What needs to be done
Report all lines from the entries below in which "LCMV" appears.

Input for this task

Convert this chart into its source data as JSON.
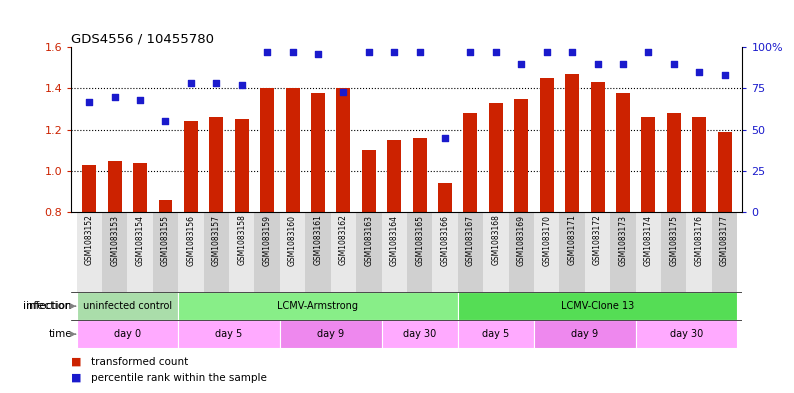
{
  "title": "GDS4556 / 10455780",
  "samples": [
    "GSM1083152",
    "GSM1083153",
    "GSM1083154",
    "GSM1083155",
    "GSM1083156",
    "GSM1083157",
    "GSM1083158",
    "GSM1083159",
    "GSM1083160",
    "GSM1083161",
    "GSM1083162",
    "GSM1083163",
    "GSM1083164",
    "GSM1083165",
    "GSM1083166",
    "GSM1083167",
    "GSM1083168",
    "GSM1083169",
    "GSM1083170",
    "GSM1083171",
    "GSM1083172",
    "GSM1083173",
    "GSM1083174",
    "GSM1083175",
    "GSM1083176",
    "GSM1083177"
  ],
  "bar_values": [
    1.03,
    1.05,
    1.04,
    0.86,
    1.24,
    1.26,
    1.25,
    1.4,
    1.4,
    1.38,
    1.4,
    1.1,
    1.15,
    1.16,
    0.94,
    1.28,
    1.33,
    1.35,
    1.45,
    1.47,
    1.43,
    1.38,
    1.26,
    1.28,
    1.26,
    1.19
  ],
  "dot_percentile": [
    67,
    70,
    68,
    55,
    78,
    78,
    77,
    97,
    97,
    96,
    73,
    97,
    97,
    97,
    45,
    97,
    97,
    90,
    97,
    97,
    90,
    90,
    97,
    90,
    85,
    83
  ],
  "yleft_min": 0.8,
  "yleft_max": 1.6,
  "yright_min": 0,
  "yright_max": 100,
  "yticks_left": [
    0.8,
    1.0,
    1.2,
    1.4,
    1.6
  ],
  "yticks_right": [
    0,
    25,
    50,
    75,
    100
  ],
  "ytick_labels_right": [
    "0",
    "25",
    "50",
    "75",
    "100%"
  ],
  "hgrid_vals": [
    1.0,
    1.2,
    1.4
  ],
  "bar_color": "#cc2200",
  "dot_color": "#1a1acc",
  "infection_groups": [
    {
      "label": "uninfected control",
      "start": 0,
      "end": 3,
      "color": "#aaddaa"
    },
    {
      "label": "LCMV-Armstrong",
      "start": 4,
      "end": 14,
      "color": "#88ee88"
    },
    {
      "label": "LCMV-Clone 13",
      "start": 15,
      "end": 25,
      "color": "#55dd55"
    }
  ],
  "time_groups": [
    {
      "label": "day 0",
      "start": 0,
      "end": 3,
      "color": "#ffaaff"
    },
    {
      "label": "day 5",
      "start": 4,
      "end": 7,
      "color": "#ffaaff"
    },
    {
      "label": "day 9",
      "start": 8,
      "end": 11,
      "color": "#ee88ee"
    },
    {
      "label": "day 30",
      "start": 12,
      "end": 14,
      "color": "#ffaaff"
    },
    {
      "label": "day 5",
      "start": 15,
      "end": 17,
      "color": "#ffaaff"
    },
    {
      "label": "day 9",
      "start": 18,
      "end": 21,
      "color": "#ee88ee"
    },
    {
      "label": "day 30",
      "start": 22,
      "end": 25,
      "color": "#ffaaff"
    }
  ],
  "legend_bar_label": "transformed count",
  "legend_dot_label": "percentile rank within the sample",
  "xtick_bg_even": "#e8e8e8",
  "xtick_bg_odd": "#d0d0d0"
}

Problem solution
      "label": "LCMV-Armstrong",
      "label": "LCMV-Clone 13",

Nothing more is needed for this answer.